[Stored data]

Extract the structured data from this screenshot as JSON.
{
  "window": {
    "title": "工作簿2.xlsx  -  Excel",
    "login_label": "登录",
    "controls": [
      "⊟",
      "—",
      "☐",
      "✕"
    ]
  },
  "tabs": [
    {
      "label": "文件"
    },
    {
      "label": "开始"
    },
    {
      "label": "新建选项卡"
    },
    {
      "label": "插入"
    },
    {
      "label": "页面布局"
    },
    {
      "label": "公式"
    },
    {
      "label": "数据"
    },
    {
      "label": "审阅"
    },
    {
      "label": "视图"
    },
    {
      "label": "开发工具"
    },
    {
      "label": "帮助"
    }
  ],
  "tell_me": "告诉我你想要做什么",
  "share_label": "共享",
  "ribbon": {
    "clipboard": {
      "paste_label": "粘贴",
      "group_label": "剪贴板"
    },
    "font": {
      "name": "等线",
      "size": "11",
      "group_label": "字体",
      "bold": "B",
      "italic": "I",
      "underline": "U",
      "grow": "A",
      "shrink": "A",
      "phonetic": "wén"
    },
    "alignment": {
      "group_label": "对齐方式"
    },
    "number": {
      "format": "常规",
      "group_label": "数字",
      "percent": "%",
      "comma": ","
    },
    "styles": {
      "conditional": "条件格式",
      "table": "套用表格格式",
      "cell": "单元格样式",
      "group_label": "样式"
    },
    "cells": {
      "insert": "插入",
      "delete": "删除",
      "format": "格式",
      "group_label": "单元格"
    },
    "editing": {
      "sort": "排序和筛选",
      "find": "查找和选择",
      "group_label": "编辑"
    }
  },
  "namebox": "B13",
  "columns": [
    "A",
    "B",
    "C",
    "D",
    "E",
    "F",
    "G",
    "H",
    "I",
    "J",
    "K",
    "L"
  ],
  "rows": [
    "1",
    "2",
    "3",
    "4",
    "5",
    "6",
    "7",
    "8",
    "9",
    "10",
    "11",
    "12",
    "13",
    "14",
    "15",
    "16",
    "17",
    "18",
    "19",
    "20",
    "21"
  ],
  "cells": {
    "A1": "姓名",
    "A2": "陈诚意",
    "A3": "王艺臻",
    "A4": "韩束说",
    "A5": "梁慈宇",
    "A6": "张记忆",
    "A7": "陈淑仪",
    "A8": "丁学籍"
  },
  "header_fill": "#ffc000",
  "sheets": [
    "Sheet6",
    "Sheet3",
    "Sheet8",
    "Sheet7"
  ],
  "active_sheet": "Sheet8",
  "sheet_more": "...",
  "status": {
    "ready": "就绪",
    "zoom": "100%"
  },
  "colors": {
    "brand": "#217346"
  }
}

* WHAT IS ASKED: Transcribe all of the lines in the records precisely.

* SOLUTION FOR THIS TASK:
Extract the structured data from this screenshot as JSON.
{
  "window": {
    "title": "工作簿2.xlsx  -  Excel",
    "login_label": "登录",
    "controls": [
      "⊟",
      "—",
      "☐",
      "✕"
    ]
  },
  "tabs": [
    {
      "label": "文件"
    },
    {
      "label": "开始"
    },
    {
      "label": "新建选项卡"
    },
    {
      "label": "插入"
    },
    {
      "label": "页面布局"
    },
    {
      "label": "公式"
    },
    {
      "label": "数据"
    },
    {
      "label": "审阅"
    },
    {
      "label": "视图"
    },
    {
      "label": "开发工具"
    },
    {
      "label": "帮助"
    }
  ],
  "tell_me": "告诉我你想要做什么",
  "share_label": "共享",
  "ribbon": {
    "clipboard": {
      "paste_label": "粘贴",
      "group_label": "剪贴板"
    },
    "font": {
      "name": "等线",
      "size": "11",
      "group_label": "字体",
      "bold": "B",
      "italic": "I",
      "underline": "U",
      "grow": "A",
      "shrink": "A",
      "phonetic": "wén"
    },
    "alignment": {
      "group_label": "对齐方式"
    },
    "number": {
      "format": "常规",
      "group_label": "数字",
      "percent": "%",
      "comma": ","
    },
    "styles": {
      "conditional": "条件格式",
      "table": "套用表格格式",
      "cell": "单元格样式",
      "group_label": "样式"
    },
    "cells": {
      "insert": "插入",
      "delete": "删除",
      "format": "格式",
      "group_label": "单元格"
    },
    "editing": {
      "sort": "排序和筛选",
      "find": "查找和选择",
      "group_label": "编辑"
    }
  },
  "namebox": "B13",
  "columns": [
    "A",
    "B",
    "C",
    "D",
    "E",
    "F",
    "G",
    "H",
    "I",
    "J",
    "K",
    "L"
  ],
  "rows": [
    "1",
    "2",
    "3",
    "4",
    "5",
    "6",
    "7",
    "8",
    "9",
    "10",
    "11",
    "12",
    "13",
    "14",
    "15",
    "16",
    "17",
    "18",
    "19",
    "20",
    "21"
  ],
  "cells": {
    "A1": "姓名",
    "A2": "陈诚意",
    "A3": "王艺臻",
    "A4": "韩束说",
    "A5": "梁慈宇",
    "A6": "张记忆",
    "A7": "陈淑仪",
    "A8": "丁学籍"
  },
  "header_fill": "#ffc000",
  "sheets": [
    "Sheet6",
    "Sheet3",
    "Sheet8",
    "Sheet7"
  ],
  "active_sheet": "Sheet8",
  "sheet_more": "...",
  "status": {
    "ready": "就绪",
    "zoom": "100%"
  },
  "colors": {
    "brand": "#217346"
  }
}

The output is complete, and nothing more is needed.